* [Short exercise] Return every record below exactly as written, omitting any pictures.

* [Extracted records]
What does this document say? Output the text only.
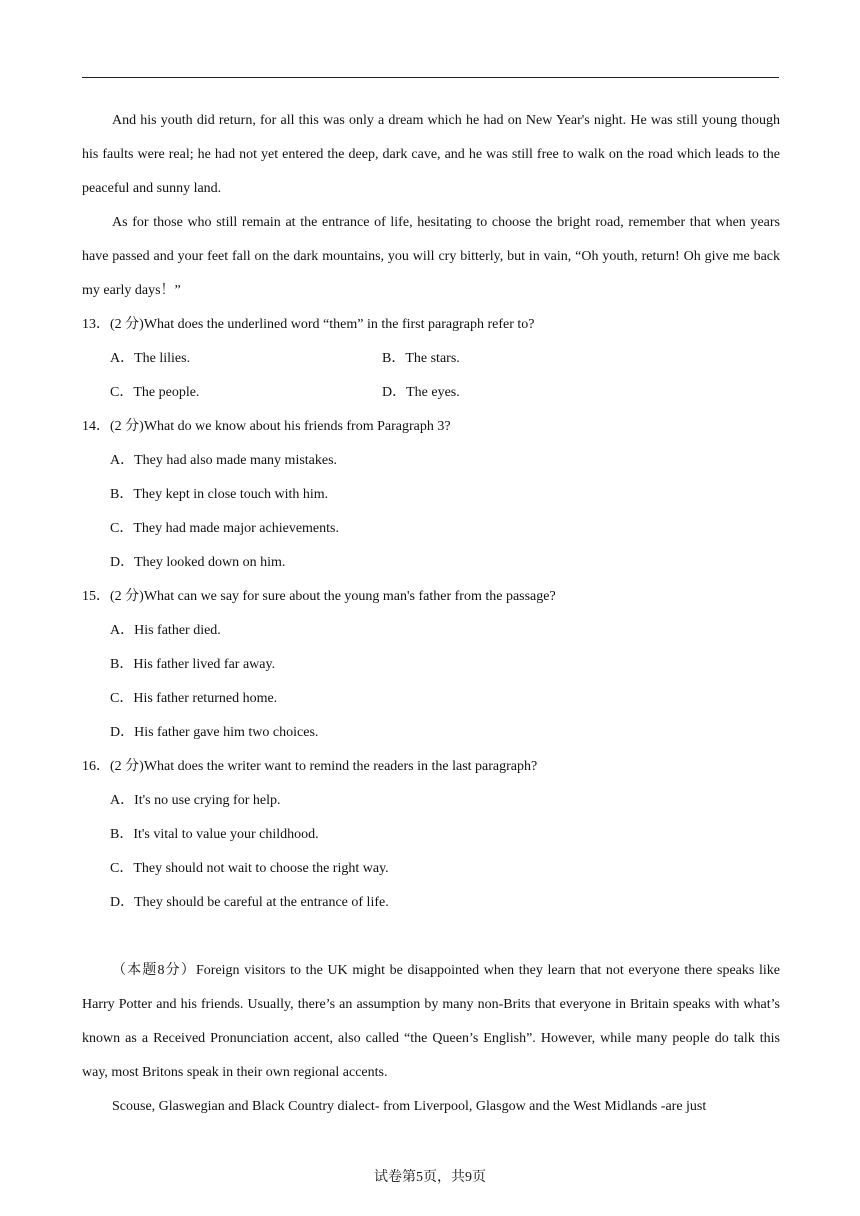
And his youth did return, for all this was only a dream which he had on New Year's night. He was still young though his faults were real; he had not yet entered the deep, dark cave, and he was still free to walk on the road which leads to the peaceful and sunny land.

As for those who still remain at the entrance of life, hesitating to choose the bright road, remember that when years have passed and your feet fall on the dark mountains, you will cry bitterly, but in vain, “Oh youth, return! Oh give me back my early days！”

13．(2 分)What does the underlined word “them” in the first paragraph refer to?
A．The lilies.	B．The stars.
C．The people.	D．The eyes.
14．(2 分)What do we know about his friends from Paragraph 3?
A．They had also made many mistakes.
B．They kept in close touch with him.
C．They had made major achievements.
D．They looked down on him.
15．(2 分)What can we say for sure about the young man's father from the passage?
A．His father died.
B．His father lived far away.
C．His father returned home.
D．His father gave him two choices.
16．(2 分)What does the writer want to remind the readers in the last paragraph?
A．It's no use crying for help.
B．It's vital to value your childhood.
C．They should not wait to choose the right way.
D．They should be careful at the entrance of life.

（本题8分）Foreign visitors to the UK might be disappointed when they learn that not everyone there speaks like Harry Potter and his friends. Usually, there’s an assumption by many non-Brits that everyone in Britain speaks with what’s known as a Received Pronunciation accent, also called “the Queen’s English”. However, while many people do talk this way, most Britons speak in their own regional accents.

Scouse, Glaswegian and Black Country dialect- from Liverpool, Glasgow and the West Midlands -are just

试卷第5页，共9页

* [Task output]
What does this document say? Output the text only.
And his youth did return, for all this was only a dream which he had on New Year's night. He was still young though his faults were real; he had not yet entered the deep, dark cave, and he was still free to walk on the road which leads to the peaceful and sunny land.

As for those who still remain at the entrance of life, hesitating to choose the bright road, remember that when years have passed and your feet fall on the dark mountains, you will cry bitterly, but in vain, “Oh youth, return! Oh give me back my early days！”

13．(2 分)What does the underlined word “them” in the first paragraph refer to?
A．The lilies.	B．The stars.
C．The people.	D．The eyes.
14．(2 分)What do we know about his friends from Paragraph 3?
A．They had also made many mistakes.
B．They kept in close touch with him.
C．They had made major achievements.
D．They looked down on him.
15．(2 分)What can we say for sure about the young man's father from the passage?
A．His father died.
B．His father lived far away.
C．His father returned home.
D．His father gave him two choices.
16．(2 分)What does the writer want to remind the readers in the last paragraph?
A．It's no use crying for help.
B．It's vital to value your childhood.
C．They should not wait to choose the right way.
D．They should be careful at the entrance of life.

（本题8分）Foreign visitors to the UK might be disappointed when they learn that not everyone there speaks like Harry Potter and his friends. Usually, there’s an assumption by many non-Brits that everyone in Britain speaks with what’s known as a Received Pronunciation accent, also called “the Queen’s English”. However, while many people do talk this way, most Britons speak in their own regional accents.

Scouse, Glaswegian and Black Country dialect- from Liverpool, Glasgow and the West Midlands -are just

试卷第5页，共9页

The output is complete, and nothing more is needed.